Data entries
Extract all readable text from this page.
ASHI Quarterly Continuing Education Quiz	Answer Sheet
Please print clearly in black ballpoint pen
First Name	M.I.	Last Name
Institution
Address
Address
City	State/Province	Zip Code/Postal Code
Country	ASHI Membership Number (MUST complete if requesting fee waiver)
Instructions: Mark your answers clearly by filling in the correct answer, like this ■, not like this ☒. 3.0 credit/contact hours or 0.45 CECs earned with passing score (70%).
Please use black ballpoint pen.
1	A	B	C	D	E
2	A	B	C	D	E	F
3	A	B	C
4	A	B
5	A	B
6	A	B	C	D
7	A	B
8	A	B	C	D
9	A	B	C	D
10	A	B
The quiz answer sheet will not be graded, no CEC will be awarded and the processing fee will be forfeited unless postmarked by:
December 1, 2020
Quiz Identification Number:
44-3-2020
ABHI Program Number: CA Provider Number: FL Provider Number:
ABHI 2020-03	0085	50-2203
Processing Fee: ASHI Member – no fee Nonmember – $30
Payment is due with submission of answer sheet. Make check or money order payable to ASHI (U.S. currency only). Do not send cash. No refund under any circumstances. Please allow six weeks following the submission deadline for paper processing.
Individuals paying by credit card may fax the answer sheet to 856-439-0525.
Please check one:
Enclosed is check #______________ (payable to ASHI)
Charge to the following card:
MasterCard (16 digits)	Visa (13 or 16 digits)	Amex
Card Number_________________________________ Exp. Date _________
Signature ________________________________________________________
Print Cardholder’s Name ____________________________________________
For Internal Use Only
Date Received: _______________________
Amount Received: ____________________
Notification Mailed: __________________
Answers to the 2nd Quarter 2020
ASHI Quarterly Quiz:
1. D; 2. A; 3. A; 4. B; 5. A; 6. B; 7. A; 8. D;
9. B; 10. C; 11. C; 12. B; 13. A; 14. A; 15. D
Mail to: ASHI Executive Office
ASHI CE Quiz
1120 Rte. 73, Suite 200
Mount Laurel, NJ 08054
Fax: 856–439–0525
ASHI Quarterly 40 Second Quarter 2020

# What the exercise asks:
Repeat every line of the material exactly as given.

# Written response:
Extract all readable text from this page.
ASHI Quarterly Continuing Education Quiz	Answer Sheet
Please print clearly in black ballpoint pen
First Name	M.I.	Last Name
Institution
Address
Address
City	State/Province	Zip Code/Postal Code
Country	ASHI Membership Number (MUST complete if requesting fee waiver)
Instructions: Mark your answers clearly by filling in the correct answer, like this ■, not like this ☒. 3.0 credit/contact hours or 0.45 CECs earned with passing score (70%).
Please use black ballpoint pen.
1	A	B	C	D	E
2	A	B	C	D	E	F
3	A	B	C
4	A	B
5	A	B
6	A	B	C	D
7	A	B
8	A	B	C	D
9	A	B	C	D
10	A	B
The quiz answer sheet will not be graded, no CEC will be awarded and the processing fee will be forfeited unless postmarked by:
December 1, 2020
Quiz Identification Number:
44-3-2020
ABHI Program Number: CA Provider Number: FL Provider Number:
ABHI 2020-03	0085	50-2203
Processing Fee: ASHI Member – no fee Nonmember – $30
Payment is due with submission of answer sheet. Make check or money order payable to ASHI (U.S. currency only). Do not send cash. No refund under any circumstances. Please allow six weeks following the submission deadline for paper processing.
Individuals paying by credit card may fax the answer sheet to 856-439-0525.
Please check one:
Enclosed is check #______________ (payable to ASHI)
Charge to the following card:
MasterCard (16 digits)	Visa (13 or 16 digits)	Amex
Card Number_________________________________ Exp. Date _________
Signature ________________________________________________________
Print Cardholder’s Name ____________________________________________
For Internal Use Only
Date Received: _______________________
Amount Received: ____________________
Notification Mailed: __________________
Answers to the 2nd Quarter 2020
ASHI Quarterly Quiz:
1. D; 2. A; 3. A; 4. B; 5. A; 6. B; 7. A; 8. D;
9. B; 10. C; 11. C; 12. B; 13. A; 14. A; 15. D
Mail to: ASHI Executive Office
ASHI CE Quiz
1120 Rte. 73, Suite 200
Mount Laurel, NJ 08054
Fax: 856–439–0525
ASHI Quarterly 40 Second Quarter 2020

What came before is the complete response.